GIVEN PROBLEM » In the records below, pick out all lines containing the word "Output".

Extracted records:
= = =
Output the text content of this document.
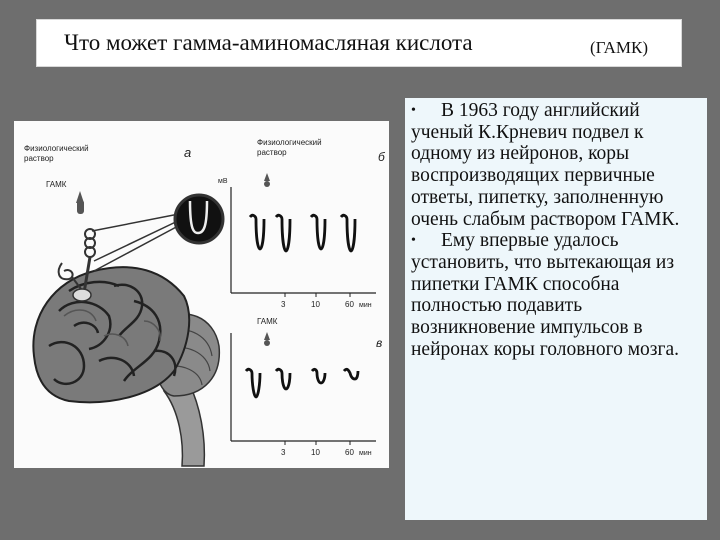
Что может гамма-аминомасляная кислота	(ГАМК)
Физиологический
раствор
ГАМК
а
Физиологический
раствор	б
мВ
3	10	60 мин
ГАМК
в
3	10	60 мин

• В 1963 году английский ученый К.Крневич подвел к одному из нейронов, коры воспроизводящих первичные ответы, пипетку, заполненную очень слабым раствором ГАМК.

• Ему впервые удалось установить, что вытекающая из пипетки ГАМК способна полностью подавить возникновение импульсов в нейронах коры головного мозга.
= = =
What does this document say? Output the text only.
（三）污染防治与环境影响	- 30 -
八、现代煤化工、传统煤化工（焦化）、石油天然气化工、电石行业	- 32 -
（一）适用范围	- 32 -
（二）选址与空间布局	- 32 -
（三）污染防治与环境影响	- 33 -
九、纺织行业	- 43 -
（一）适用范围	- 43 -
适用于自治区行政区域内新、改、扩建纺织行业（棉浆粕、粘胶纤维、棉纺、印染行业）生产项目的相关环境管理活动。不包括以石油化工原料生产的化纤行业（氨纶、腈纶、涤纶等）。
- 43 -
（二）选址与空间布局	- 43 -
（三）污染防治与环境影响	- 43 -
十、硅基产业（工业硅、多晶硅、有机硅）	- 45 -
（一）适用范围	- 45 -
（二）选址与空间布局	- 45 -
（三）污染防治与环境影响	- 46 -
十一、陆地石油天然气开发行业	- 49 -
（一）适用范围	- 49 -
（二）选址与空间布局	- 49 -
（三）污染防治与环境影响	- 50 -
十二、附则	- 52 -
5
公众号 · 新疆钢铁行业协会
= = =
ANSWER TO THE PROBLEM »
Output the text content of this document.
What does this document say? Output the text only.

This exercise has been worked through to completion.